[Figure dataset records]
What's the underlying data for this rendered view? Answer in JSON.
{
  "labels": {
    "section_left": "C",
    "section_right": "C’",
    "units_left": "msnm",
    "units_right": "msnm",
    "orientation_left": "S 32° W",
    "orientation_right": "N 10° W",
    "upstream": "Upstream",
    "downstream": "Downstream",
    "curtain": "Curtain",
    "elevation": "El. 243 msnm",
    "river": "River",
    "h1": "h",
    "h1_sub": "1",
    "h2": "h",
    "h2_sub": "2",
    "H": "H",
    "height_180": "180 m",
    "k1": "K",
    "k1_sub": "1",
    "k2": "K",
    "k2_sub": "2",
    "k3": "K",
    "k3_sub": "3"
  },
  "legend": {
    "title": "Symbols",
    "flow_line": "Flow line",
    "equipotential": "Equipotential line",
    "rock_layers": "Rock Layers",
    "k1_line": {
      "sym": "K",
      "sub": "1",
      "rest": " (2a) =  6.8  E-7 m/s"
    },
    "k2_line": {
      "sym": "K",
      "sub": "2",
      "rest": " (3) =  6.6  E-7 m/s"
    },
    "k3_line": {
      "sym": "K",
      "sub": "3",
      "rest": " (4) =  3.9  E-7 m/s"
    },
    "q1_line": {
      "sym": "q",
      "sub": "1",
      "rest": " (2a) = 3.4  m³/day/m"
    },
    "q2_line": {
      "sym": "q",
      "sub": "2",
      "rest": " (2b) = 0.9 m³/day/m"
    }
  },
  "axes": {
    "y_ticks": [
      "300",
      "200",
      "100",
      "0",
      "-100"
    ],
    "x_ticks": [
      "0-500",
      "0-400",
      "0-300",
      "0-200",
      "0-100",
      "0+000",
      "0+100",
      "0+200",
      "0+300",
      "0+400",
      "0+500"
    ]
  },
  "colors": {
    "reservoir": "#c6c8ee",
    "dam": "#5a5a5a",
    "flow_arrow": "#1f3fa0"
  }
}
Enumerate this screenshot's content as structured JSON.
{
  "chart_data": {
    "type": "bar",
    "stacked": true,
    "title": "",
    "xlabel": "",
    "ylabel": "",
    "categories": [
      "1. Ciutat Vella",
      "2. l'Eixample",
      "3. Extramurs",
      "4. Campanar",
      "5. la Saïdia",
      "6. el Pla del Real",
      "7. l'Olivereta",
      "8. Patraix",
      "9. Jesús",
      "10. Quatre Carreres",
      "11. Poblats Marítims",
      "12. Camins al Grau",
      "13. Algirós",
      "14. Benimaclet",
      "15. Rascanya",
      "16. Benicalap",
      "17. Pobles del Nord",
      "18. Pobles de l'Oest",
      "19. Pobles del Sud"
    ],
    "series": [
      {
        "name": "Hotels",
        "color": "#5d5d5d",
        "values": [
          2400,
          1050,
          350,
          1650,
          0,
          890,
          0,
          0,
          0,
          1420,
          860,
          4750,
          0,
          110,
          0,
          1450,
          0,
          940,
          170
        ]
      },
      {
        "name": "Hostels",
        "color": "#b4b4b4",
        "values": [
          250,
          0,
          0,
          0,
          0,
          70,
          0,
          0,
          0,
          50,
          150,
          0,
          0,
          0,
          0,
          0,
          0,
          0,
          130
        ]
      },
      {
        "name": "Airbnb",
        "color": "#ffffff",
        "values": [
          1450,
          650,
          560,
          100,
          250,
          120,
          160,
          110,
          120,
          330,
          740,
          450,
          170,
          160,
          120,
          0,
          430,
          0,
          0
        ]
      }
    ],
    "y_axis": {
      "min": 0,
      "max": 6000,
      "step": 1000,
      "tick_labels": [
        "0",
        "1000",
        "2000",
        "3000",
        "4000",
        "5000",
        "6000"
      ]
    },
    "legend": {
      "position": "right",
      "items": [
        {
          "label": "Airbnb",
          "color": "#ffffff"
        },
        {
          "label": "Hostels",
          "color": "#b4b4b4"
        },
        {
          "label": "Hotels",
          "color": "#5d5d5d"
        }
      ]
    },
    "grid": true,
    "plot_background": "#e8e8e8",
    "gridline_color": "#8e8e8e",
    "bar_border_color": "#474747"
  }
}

_REQUIREMENTS:_ Make a copy of each line that contains the string "msnm".

_SOLUTION:_
    "units_left": "msnm",
    "units_right": "msnm",
    "elevation": "El. 243 msnm",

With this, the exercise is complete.